Directions: Scan the records for the line containing "Convert this screenshot"; extract it and all later lines, verbatim, through the end, and nothing before it.
++++++++
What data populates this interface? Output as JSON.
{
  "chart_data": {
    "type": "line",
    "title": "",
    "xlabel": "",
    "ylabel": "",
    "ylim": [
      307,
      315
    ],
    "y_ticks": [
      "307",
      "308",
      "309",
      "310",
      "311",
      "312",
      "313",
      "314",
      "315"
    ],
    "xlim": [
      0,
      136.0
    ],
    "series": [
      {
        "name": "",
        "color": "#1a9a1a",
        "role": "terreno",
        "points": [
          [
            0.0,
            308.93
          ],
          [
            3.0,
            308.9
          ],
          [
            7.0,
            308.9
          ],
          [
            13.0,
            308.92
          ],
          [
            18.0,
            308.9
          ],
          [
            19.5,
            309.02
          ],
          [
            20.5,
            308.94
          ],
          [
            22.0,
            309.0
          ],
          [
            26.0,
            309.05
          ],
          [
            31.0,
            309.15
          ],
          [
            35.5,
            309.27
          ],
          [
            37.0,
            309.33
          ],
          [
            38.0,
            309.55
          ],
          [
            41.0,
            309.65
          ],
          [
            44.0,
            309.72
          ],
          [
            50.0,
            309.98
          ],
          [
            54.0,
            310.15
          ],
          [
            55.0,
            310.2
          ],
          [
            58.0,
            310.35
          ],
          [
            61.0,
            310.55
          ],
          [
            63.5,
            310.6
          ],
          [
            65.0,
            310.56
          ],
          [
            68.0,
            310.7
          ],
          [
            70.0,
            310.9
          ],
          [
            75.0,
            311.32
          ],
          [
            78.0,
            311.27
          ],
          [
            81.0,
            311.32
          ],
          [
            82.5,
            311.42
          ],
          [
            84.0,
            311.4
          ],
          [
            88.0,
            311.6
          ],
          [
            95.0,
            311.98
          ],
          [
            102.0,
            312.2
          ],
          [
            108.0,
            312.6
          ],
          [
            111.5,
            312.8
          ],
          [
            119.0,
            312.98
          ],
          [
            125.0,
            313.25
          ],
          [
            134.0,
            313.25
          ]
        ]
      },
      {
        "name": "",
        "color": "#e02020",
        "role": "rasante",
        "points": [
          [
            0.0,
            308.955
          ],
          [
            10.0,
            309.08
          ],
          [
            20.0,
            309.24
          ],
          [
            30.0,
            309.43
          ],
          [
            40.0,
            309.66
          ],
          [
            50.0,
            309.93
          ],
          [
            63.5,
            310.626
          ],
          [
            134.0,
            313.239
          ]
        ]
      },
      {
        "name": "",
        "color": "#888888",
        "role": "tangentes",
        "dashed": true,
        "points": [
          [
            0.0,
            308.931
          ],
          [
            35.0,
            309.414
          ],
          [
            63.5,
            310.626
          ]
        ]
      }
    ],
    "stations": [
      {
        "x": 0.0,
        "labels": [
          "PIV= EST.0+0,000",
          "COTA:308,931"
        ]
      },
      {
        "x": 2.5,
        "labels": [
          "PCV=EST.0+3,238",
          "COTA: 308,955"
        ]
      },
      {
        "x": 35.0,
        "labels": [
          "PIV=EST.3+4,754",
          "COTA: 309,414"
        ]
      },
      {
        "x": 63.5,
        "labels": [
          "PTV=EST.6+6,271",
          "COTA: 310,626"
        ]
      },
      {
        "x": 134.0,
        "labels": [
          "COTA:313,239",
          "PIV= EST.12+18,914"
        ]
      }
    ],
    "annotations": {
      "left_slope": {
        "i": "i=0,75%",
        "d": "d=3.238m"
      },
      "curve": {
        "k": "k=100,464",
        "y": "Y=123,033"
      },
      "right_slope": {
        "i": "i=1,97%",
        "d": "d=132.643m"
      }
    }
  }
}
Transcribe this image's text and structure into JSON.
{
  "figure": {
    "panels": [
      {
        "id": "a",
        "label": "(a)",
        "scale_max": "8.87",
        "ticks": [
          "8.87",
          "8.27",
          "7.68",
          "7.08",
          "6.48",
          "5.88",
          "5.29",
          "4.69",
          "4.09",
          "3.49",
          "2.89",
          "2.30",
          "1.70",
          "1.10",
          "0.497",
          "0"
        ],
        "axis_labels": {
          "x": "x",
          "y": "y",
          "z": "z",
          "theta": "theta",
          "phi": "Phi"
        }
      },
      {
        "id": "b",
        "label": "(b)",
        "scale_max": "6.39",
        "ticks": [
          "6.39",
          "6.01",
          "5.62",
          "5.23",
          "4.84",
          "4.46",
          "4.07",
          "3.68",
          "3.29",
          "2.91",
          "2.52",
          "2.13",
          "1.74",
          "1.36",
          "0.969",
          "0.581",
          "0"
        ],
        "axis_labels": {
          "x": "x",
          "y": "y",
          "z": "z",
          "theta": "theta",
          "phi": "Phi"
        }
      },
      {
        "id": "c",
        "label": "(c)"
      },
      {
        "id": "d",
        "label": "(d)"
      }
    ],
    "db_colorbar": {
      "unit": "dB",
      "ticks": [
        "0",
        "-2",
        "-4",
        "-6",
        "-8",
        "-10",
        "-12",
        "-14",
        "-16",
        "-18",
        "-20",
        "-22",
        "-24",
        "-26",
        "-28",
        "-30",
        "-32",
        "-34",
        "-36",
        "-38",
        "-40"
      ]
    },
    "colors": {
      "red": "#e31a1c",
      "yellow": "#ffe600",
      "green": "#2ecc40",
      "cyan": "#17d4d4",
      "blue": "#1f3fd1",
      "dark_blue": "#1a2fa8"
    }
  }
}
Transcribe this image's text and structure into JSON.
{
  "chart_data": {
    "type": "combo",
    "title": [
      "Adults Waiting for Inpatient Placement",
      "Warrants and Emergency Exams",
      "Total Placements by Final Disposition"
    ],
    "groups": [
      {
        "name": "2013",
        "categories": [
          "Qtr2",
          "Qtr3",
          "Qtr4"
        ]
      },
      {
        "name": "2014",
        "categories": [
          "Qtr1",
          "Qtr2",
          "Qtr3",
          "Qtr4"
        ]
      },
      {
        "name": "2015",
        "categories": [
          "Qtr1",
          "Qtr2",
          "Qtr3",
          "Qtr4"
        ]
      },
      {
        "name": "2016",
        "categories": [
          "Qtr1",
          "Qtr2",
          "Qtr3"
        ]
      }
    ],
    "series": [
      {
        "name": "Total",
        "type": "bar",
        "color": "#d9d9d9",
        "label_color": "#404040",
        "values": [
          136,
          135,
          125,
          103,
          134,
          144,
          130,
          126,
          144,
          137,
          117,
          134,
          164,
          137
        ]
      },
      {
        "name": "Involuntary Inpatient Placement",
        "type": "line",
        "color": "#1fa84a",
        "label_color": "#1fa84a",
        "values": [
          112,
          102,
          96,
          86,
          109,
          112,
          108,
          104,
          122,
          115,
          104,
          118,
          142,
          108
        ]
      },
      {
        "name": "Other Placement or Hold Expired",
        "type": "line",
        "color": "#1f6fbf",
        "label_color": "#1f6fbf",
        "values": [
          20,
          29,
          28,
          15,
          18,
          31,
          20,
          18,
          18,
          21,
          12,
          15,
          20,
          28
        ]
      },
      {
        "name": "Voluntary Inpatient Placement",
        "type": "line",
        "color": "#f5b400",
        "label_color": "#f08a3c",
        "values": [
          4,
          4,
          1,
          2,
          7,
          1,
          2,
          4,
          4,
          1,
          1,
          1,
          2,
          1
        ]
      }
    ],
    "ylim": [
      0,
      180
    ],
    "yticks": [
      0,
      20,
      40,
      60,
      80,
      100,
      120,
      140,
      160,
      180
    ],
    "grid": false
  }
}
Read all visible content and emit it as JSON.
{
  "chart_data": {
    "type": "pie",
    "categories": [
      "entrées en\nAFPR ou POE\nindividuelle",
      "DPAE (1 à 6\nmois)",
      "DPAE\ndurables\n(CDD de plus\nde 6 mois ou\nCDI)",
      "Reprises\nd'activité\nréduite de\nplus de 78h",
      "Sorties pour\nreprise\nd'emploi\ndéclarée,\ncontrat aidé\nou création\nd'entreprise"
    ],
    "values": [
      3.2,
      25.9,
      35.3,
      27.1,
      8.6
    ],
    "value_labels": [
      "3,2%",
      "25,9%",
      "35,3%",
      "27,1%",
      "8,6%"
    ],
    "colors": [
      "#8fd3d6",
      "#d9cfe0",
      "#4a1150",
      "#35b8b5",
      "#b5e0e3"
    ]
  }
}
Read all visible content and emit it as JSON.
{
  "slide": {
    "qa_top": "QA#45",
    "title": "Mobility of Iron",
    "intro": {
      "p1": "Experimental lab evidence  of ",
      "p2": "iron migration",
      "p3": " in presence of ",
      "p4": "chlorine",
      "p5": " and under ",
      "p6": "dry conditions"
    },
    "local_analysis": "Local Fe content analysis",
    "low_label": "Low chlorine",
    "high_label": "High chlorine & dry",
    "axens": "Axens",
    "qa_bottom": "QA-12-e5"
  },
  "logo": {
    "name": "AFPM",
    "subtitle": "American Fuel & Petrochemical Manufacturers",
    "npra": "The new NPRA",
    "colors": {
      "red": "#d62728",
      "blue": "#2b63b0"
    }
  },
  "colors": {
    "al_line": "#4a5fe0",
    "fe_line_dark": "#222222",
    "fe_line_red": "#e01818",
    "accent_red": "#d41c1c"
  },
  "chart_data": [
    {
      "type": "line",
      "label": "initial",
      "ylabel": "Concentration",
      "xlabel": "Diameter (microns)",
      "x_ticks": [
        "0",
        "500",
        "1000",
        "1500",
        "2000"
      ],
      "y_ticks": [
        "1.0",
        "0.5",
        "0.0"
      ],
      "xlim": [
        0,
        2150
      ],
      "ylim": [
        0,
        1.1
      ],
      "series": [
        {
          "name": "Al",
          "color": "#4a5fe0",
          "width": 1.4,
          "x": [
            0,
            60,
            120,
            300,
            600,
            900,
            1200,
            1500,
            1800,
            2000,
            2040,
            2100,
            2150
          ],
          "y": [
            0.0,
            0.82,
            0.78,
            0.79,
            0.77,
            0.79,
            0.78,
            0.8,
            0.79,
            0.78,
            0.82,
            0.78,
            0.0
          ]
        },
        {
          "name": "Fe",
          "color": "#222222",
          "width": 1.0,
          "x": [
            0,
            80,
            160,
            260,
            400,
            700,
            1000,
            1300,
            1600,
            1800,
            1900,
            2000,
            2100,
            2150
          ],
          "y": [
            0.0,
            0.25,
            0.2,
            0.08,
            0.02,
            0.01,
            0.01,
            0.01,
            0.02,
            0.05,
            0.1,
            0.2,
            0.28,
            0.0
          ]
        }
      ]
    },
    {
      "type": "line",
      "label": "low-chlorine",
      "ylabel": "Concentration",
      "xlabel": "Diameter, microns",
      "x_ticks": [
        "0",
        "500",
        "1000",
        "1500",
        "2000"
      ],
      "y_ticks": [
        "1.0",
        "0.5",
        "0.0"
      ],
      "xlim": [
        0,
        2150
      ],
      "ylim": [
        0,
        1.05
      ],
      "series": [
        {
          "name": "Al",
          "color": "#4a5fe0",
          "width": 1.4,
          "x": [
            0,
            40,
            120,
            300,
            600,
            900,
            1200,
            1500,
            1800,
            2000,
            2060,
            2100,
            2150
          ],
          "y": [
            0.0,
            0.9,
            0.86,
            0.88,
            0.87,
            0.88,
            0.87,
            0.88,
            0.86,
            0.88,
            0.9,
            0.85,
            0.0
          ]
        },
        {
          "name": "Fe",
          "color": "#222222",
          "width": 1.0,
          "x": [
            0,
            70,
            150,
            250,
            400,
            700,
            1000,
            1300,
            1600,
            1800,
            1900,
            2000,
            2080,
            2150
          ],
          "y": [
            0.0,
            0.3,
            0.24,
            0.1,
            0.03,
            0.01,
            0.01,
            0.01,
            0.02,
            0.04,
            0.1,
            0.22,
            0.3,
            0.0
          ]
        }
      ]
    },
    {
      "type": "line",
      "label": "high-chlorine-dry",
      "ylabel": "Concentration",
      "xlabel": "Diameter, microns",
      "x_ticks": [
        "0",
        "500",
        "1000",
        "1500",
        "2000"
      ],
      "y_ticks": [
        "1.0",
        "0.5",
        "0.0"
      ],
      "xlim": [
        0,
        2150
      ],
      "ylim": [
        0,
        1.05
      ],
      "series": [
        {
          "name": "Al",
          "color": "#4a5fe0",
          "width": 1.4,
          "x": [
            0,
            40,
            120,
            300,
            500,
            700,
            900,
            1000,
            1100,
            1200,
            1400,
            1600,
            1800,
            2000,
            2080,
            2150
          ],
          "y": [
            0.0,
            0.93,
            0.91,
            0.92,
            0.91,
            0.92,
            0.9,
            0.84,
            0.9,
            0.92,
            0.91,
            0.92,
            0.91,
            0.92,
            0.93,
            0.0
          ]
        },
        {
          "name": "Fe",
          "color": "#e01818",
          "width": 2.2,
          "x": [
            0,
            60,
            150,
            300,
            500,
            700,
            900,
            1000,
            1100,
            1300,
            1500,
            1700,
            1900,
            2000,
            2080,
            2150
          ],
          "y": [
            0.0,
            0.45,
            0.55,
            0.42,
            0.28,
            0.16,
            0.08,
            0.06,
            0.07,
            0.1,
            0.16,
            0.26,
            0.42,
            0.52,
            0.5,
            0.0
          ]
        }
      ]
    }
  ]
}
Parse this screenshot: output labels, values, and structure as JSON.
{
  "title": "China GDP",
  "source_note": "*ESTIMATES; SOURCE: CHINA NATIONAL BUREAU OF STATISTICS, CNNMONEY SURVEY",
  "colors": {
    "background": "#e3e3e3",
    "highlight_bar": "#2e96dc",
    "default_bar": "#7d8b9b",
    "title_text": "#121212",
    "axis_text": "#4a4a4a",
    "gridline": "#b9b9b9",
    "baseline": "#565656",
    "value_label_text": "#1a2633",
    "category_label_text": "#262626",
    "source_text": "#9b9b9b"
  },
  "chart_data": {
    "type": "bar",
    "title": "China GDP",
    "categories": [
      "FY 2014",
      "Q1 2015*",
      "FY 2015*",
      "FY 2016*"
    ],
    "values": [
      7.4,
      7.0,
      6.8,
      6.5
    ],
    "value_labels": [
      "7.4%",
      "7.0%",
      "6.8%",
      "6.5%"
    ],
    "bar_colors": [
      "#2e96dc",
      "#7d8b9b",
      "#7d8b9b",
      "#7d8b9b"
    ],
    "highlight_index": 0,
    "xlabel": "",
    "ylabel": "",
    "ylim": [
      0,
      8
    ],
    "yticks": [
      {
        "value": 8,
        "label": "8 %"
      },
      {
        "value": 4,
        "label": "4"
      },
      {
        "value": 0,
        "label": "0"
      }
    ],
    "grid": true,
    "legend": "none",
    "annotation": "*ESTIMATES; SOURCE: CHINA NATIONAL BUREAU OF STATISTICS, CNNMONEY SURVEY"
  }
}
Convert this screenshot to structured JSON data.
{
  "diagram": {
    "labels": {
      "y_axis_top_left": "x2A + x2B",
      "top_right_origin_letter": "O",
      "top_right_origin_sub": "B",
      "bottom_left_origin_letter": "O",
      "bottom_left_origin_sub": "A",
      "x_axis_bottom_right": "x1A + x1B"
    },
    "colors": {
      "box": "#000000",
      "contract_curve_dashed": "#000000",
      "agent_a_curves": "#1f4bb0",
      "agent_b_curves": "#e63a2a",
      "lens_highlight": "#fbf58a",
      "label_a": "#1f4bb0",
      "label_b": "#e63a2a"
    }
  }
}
++++++++
Solution to this problem:
Convert this screenshot to structured JSON data.
{
  "diagram": {
    "labels": {
      "y_axis_top_left": "x2A + x2B",
      "top_right_origin_letter": "O",
      "top_right_origin_sub": "B",
      "bottom_left_origin_letter": "O",
      "bottom_left_origin_sub": "A",
      "x_axis_bottom_right": "x1A + x1B"
    },
    "colors": {
      "box": "#000000",
      "contract_curve_dashed": "#000000",
      "agent_a_curves": "#1f4bb0",
      "agent_b_curves": "#e63a2a",
      "lens_highlight": "#fbf58a",
      "label_a": "#1f4bb0",
      "label_b": "#e63a2a"
    }
  }
}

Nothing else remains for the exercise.